RECORDS PROVIDED —
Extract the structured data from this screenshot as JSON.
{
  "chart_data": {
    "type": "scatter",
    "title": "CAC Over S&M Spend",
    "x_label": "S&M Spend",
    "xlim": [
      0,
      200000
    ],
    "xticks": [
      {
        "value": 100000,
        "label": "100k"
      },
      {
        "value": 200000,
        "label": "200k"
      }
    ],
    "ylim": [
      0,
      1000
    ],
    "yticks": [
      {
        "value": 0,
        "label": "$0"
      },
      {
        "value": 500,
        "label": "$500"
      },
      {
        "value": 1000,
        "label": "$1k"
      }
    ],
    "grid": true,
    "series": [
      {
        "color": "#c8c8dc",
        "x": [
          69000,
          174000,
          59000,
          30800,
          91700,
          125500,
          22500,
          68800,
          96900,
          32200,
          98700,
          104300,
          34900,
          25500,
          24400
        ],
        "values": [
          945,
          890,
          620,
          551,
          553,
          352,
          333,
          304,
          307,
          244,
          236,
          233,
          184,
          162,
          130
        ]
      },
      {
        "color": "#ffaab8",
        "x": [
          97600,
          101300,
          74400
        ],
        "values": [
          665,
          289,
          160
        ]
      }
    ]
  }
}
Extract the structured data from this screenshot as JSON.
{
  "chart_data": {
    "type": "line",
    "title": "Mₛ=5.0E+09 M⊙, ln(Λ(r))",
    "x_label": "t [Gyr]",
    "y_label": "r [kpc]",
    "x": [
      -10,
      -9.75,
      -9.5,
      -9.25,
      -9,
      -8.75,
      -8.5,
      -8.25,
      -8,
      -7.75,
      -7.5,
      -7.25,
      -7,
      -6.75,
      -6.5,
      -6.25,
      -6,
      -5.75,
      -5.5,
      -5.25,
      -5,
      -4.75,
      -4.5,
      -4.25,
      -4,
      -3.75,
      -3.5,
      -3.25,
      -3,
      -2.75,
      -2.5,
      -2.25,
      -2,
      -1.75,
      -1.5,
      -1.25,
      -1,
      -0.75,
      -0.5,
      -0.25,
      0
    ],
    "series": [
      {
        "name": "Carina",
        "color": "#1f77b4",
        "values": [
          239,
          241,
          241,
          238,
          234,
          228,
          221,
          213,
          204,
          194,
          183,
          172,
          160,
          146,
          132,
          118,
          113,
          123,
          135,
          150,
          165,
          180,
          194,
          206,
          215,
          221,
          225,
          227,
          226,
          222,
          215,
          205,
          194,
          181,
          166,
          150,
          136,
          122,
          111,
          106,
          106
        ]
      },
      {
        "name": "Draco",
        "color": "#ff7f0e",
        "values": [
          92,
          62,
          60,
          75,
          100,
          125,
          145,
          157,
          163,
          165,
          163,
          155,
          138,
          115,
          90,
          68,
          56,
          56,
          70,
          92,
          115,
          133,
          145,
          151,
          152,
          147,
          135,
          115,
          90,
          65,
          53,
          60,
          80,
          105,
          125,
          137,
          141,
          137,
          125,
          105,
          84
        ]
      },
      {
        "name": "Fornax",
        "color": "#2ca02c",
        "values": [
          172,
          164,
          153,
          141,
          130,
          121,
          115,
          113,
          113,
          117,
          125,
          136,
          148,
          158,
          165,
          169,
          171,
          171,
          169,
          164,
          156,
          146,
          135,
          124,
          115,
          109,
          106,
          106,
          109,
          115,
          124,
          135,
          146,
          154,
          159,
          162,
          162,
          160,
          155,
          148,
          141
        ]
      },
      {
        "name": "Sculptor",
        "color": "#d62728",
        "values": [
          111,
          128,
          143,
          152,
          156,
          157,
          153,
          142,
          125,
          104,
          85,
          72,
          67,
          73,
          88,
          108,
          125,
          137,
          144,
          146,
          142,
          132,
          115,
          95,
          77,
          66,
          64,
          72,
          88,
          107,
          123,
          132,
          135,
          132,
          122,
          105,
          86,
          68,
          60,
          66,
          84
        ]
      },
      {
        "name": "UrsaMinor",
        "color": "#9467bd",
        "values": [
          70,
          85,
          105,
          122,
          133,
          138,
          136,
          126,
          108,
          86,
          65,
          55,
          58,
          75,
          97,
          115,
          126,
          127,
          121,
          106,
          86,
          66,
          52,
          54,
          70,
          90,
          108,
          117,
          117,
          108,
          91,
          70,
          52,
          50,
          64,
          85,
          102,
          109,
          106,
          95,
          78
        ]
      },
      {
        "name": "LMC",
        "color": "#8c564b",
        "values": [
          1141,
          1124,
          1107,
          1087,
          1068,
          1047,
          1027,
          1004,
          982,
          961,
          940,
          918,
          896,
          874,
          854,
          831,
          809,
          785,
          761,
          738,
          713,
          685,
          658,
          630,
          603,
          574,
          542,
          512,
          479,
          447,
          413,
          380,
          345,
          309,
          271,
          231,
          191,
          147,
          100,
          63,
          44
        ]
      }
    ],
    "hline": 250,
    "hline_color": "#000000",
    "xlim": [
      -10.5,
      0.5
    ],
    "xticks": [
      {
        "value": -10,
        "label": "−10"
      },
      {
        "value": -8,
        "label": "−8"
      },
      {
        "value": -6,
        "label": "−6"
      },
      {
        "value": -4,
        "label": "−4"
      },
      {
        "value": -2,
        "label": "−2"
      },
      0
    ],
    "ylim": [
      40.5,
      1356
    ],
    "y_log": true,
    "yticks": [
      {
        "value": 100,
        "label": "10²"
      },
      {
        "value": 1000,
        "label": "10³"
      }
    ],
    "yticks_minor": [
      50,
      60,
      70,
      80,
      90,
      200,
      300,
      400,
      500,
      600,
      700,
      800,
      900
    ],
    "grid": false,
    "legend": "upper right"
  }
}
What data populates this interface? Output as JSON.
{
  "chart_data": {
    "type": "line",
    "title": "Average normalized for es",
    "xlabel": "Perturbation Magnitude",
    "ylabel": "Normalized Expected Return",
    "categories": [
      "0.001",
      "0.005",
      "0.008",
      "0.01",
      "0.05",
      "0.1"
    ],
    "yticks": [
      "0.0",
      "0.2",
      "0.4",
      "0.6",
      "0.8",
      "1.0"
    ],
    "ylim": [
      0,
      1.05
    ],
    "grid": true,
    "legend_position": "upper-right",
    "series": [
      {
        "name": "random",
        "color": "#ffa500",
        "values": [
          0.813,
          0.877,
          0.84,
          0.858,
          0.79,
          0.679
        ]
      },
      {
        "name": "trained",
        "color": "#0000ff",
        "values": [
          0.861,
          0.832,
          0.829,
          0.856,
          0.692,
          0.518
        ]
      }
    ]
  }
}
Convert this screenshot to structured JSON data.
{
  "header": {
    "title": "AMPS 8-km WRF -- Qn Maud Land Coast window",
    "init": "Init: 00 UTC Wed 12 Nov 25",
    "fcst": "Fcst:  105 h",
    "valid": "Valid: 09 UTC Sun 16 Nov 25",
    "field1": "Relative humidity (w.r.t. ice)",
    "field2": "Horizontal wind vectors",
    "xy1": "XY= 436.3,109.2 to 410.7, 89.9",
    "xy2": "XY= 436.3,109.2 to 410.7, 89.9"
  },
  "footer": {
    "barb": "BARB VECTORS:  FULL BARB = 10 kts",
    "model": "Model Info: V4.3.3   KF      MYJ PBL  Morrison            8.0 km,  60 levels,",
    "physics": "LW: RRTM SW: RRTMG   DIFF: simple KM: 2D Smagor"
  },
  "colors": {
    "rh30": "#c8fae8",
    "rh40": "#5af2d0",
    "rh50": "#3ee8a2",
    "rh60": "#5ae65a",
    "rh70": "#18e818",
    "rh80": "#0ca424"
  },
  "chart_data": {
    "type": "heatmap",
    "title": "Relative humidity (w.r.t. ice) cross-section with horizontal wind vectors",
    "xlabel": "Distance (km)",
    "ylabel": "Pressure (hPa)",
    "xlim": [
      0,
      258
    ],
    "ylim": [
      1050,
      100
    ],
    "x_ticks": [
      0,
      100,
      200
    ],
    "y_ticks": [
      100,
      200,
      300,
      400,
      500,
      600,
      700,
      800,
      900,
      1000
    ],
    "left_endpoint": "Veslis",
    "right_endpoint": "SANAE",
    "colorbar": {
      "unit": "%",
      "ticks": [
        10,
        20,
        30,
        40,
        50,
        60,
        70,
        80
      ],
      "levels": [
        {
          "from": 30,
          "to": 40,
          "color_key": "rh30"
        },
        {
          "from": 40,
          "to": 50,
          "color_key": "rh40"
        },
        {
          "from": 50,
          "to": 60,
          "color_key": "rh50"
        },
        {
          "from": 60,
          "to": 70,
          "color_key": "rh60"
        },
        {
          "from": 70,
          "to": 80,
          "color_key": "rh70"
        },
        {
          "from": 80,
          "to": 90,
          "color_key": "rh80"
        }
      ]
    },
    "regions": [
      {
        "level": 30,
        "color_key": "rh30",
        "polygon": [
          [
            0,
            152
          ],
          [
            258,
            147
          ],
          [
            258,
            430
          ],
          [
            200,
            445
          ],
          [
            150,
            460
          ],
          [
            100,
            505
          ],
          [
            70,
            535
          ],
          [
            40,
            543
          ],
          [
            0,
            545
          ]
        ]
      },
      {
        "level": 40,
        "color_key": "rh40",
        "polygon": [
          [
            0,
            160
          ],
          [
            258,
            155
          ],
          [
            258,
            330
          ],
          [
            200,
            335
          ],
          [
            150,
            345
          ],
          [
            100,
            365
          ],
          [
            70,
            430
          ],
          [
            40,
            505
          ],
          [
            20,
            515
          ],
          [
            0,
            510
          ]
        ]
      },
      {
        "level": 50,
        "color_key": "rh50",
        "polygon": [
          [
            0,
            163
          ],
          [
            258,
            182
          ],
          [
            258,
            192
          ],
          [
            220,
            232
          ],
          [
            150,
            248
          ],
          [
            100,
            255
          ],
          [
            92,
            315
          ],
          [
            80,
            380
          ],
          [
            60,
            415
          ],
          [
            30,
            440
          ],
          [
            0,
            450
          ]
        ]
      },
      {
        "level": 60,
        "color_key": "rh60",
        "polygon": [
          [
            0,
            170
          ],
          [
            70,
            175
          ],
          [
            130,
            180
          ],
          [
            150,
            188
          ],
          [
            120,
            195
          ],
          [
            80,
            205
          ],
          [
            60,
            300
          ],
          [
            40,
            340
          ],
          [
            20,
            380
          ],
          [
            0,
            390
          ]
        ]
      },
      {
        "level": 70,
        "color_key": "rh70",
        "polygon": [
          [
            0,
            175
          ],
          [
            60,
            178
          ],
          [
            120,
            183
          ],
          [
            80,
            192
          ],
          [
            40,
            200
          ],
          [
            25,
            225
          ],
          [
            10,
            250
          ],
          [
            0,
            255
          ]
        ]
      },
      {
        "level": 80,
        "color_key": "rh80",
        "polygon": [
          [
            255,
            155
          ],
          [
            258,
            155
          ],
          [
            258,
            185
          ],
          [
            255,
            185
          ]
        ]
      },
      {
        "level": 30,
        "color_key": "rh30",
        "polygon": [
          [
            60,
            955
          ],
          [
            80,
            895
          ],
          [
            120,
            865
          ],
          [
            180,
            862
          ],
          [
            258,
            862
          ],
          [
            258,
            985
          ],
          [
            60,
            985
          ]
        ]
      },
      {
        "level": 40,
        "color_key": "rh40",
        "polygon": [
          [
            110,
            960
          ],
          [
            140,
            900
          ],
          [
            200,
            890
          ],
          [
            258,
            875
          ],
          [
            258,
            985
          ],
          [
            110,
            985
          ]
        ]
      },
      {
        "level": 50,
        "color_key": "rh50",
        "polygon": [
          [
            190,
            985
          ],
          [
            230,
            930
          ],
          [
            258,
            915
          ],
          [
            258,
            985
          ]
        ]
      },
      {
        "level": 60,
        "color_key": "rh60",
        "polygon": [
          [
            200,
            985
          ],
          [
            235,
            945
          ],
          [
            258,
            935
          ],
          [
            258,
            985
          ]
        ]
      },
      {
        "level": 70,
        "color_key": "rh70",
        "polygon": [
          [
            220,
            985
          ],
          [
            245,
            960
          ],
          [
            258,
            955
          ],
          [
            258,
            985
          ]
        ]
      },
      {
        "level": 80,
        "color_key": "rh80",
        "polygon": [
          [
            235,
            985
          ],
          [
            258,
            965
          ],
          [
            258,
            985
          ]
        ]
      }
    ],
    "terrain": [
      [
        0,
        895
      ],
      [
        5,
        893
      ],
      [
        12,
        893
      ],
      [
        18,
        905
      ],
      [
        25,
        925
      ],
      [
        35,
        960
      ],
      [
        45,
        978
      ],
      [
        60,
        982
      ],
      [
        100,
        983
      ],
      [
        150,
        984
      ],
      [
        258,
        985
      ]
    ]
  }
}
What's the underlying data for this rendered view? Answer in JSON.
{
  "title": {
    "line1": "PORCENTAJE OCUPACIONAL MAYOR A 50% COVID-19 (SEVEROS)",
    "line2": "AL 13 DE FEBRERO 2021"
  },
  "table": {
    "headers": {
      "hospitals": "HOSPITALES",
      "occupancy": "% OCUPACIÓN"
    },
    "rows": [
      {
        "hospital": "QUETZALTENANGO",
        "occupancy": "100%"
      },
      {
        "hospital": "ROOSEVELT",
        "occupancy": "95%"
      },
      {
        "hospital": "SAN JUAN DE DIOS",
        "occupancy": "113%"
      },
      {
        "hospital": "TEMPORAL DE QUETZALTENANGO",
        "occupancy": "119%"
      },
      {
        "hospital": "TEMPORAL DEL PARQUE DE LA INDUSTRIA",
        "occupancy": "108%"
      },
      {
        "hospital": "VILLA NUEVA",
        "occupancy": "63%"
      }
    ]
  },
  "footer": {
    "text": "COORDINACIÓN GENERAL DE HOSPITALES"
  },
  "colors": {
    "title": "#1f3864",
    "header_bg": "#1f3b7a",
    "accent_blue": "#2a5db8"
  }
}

TASK —
Report every line in the data above in which the word "upper" appears.

FINISHED EXERCISE —
    "legend": "upper right"
    "legend_position": "upper-right",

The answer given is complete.